▶ **EXERCISE TASK**
Check each line below for the word "text" and give the number of lines that have it, nothing more.

——

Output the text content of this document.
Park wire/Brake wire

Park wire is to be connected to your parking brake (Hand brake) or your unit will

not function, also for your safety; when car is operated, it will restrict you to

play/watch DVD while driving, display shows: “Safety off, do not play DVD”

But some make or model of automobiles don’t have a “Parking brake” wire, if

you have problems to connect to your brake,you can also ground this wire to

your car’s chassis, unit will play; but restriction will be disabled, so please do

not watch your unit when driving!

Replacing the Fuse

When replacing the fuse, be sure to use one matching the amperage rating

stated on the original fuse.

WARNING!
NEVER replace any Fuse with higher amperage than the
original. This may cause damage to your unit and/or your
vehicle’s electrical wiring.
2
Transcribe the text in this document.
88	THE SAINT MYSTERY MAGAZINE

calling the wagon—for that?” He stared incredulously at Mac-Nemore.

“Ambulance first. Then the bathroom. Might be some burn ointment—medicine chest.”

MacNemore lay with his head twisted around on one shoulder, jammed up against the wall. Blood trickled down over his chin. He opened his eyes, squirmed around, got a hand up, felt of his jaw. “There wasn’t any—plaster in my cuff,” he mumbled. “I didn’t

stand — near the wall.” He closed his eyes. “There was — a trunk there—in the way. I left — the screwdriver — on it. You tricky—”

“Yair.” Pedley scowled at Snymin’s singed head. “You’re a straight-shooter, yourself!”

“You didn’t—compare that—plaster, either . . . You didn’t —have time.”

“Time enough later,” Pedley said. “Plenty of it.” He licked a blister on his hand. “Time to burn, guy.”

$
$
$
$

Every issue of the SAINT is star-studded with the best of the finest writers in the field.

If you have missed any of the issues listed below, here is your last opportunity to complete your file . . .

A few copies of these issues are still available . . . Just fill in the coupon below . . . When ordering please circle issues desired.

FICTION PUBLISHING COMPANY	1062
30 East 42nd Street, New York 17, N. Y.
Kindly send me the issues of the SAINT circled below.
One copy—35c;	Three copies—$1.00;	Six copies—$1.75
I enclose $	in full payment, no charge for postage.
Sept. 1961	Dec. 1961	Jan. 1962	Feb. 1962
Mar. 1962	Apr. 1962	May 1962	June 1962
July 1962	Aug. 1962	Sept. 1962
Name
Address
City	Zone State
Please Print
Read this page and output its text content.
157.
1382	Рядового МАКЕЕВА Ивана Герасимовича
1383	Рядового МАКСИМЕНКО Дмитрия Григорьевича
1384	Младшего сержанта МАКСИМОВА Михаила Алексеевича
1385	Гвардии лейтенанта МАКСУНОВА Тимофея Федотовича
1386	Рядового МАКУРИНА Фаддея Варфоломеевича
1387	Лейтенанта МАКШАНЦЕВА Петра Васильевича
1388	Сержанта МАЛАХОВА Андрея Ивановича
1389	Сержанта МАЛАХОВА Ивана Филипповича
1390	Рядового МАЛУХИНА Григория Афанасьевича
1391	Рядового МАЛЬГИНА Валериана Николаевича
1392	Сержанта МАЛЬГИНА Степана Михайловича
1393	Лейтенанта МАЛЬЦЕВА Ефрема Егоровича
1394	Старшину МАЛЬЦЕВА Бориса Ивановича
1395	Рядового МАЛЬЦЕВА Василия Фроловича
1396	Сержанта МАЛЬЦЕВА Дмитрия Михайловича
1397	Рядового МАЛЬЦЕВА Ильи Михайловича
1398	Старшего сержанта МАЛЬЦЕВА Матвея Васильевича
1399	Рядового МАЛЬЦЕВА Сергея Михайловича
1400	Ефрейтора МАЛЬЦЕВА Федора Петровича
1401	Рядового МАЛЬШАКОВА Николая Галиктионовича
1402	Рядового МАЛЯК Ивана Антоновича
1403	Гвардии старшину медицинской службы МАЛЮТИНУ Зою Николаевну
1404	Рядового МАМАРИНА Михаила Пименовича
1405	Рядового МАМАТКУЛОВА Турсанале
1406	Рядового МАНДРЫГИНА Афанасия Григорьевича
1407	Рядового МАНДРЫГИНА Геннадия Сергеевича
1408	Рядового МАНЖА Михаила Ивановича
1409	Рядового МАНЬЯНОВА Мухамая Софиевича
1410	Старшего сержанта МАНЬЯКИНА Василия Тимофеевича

——

▶ **TASK RESPONSE**
3